• [STATED GOAL]
Your answer should be one number: the count of lines in these entries that hold the word "JSON".

• [AVAILABLE DATA]
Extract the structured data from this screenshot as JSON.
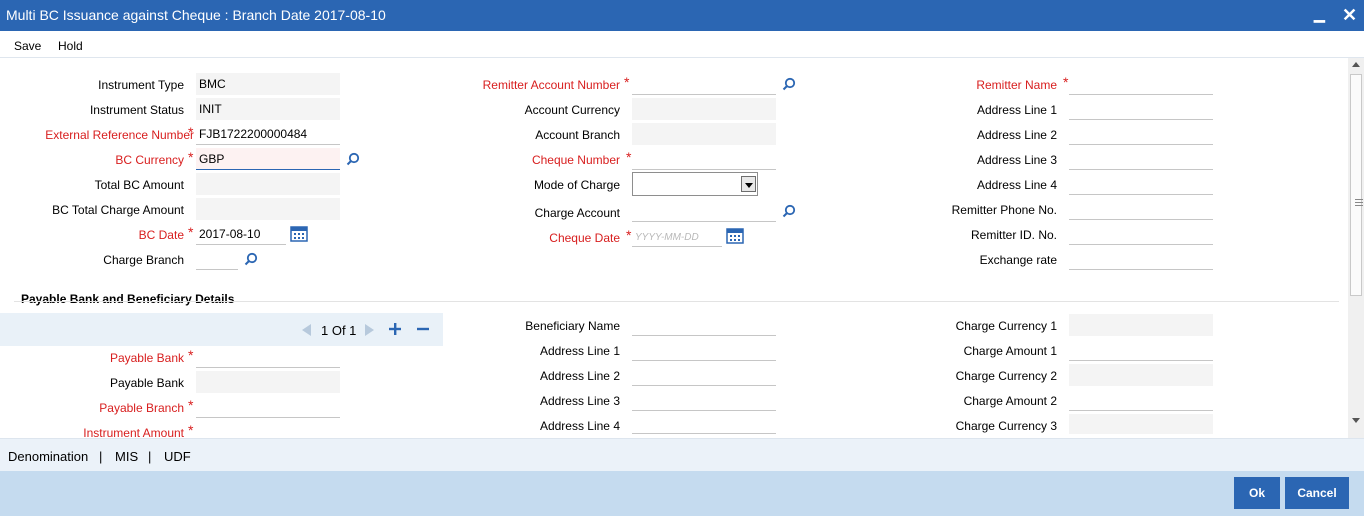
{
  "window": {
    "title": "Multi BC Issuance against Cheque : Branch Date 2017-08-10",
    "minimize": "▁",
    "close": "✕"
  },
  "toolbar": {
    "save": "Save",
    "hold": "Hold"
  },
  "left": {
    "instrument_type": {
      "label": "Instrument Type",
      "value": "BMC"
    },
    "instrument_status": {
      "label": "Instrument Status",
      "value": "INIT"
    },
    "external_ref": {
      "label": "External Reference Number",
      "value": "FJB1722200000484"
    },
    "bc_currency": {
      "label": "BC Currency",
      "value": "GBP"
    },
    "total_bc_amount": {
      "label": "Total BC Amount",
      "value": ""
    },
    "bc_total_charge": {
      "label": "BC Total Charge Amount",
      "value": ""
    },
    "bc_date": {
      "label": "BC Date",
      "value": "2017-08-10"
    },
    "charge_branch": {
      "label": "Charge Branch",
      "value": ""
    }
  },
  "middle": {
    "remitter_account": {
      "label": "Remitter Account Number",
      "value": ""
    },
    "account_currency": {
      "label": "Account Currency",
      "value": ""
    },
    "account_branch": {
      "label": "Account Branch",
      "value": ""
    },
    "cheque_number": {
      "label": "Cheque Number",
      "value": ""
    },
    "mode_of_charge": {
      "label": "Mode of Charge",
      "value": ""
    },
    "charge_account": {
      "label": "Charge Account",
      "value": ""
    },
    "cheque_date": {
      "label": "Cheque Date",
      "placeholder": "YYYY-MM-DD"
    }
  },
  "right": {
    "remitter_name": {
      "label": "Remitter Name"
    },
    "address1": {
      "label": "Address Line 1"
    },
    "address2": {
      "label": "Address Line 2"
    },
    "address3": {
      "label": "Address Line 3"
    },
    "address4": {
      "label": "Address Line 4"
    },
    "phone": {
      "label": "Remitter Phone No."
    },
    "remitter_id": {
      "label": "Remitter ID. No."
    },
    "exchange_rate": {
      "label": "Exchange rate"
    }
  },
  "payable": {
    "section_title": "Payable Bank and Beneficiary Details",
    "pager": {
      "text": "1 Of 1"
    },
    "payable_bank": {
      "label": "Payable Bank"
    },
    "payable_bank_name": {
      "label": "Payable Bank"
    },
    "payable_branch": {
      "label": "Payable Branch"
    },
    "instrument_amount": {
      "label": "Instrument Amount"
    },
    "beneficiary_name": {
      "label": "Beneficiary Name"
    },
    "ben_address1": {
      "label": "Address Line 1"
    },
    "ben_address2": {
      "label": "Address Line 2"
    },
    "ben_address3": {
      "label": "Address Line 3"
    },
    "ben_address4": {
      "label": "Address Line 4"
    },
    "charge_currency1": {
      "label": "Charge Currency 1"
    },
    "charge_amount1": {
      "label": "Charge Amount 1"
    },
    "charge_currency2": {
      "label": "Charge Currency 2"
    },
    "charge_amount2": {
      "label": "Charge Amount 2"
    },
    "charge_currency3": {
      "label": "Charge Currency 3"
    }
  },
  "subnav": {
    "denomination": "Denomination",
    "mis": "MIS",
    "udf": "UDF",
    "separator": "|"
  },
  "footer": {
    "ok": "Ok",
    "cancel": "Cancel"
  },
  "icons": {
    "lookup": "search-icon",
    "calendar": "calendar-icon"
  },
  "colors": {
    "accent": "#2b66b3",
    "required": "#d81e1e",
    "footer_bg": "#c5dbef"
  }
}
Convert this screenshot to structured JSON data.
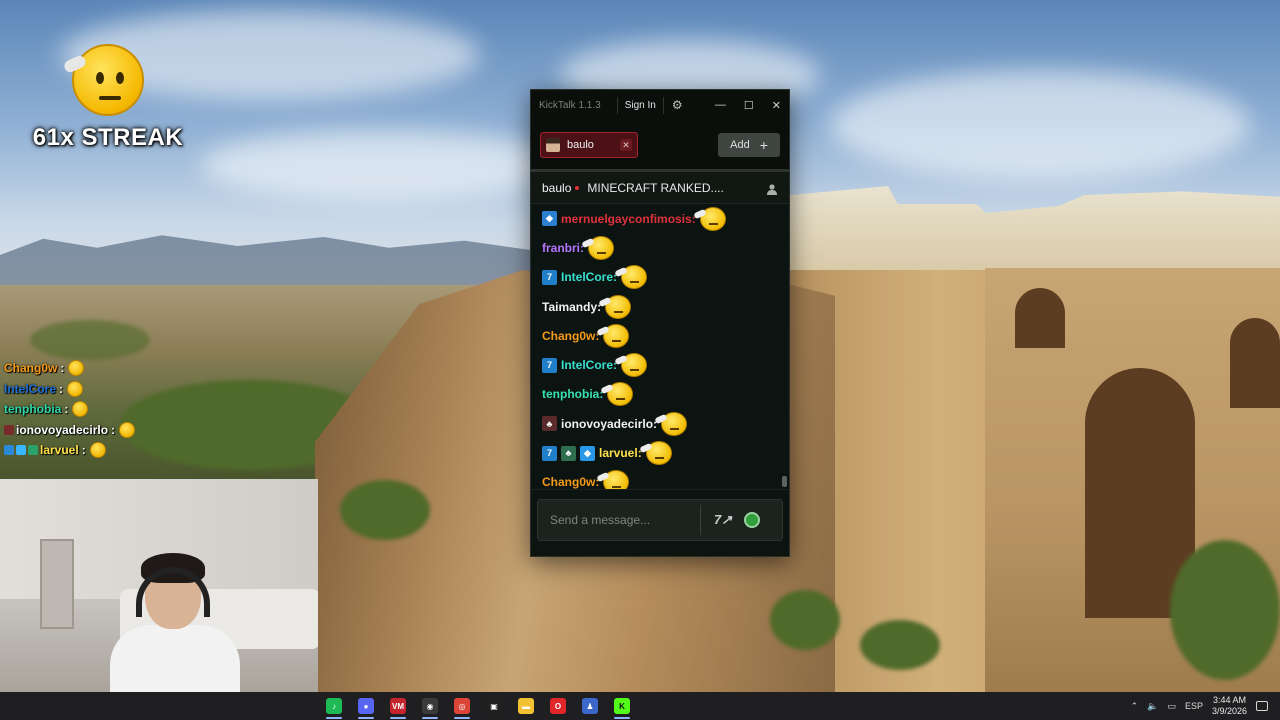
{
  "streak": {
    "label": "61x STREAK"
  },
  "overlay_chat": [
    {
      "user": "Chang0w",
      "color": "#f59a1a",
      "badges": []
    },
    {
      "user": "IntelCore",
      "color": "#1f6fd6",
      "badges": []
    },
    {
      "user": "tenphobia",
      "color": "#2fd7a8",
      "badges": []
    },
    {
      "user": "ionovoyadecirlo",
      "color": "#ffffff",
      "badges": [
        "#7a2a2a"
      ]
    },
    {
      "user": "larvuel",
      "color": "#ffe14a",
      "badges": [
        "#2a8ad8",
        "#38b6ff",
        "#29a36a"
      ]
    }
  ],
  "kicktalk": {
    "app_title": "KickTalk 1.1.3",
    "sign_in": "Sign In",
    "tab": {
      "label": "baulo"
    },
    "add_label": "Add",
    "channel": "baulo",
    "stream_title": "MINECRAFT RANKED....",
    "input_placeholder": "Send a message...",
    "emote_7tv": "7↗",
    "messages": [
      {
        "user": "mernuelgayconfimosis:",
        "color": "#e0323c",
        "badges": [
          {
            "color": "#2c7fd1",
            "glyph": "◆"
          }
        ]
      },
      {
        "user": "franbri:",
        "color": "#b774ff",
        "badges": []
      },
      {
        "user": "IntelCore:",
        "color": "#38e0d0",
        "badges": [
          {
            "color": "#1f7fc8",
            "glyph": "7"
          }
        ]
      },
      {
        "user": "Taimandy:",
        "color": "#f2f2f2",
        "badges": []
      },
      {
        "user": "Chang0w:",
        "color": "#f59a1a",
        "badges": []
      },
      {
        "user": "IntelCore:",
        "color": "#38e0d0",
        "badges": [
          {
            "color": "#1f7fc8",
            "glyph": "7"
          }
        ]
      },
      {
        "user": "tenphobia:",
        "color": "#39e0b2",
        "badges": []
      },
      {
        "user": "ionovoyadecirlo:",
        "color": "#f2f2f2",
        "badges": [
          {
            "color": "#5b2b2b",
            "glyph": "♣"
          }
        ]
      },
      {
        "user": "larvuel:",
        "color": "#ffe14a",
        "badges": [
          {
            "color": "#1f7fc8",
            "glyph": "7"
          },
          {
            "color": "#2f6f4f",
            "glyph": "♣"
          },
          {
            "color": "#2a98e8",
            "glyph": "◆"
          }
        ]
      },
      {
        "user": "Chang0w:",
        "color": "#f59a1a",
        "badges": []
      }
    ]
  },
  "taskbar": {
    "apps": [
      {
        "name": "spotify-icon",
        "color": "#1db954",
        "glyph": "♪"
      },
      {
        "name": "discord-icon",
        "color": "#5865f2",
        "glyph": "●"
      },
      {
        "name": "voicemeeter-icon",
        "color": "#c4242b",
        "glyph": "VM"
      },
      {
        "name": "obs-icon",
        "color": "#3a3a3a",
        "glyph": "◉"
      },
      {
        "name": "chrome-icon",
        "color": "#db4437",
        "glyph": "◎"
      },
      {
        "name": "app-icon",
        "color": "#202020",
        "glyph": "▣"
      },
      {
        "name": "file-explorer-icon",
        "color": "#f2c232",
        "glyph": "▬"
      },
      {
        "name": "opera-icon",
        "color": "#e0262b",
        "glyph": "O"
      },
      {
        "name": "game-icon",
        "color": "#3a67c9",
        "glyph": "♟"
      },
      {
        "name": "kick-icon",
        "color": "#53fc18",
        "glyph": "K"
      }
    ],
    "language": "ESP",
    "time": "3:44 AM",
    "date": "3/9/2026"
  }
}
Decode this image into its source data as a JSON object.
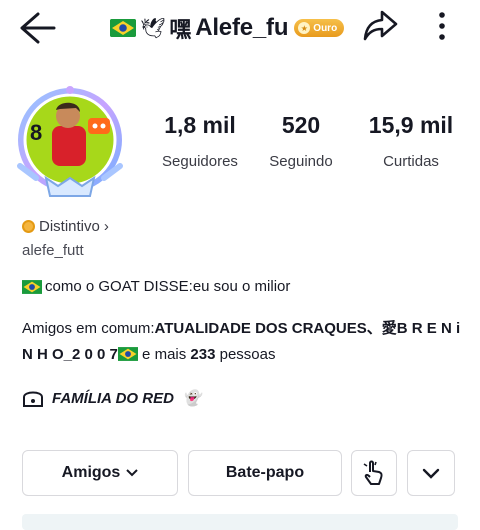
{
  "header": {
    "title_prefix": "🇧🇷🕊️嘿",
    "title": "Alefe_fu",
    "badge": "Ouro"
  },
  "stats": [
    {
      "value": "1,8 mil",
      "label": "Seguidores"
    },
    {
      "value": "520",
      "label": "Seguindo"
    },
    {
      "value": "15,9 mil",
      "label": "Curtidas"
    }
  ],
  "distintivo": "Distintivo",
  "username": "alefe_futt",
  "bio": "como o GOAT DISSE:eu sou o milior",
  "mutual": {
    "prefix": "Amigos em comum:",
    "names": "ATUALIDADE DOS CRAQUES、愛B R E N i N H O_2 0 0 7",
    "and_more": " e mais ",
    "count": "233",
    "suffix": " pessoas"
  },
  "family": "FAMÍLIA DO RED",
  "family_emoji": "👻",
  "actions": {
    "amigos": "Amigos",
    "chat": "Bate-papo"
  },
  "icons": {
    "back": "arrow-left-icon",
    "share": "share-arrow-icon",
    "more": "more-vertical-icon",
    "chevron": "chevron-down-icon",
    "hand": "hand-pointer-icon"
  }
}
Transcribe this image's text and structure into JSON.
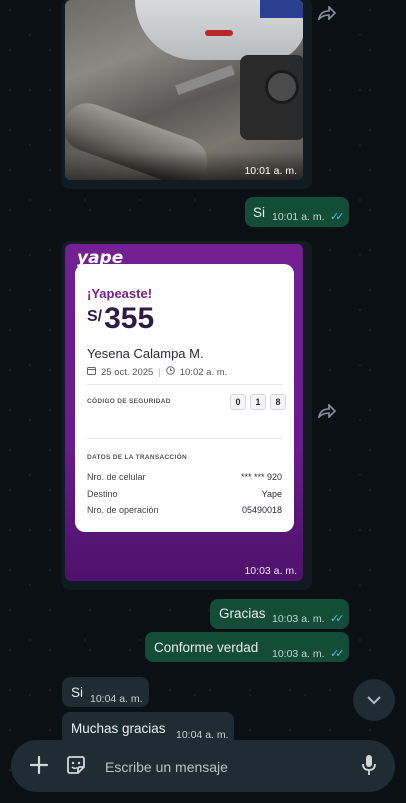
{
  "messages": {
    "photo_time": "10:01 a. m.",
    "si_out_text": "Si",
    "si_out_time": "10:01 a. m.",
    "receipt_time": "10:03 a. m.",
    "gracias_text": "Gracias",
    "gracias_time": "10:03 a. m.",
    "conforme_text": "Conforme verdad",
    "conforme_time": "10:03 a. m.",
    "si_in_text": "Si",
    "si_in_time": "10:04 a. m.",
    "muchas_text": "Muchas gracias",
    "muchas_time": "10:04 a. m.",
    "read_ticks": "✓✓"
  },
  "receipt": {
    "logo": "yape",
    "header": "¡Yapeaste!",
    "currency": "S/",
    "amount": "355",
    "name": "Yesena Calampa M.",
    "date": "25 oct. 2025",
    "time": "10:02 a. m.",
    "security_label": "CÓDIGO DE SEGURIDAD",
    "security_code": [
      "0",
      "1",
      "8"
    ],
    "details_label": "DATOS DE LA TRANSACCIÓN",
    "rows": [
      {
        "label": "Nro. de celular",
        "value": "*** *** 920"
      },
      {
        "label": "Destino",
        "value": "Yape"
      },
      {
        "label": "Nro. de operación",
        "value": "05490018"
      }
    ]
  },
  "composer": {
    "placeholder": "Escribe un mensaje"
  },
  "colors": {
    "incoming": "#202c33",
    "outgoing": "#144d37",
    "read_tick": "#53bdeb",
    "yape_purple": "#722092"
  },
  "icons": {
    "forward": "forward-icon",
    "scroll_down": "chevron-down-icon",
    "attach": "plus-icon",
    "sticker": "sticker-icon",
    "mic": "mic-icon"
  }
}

• [TASK ANSWER]
4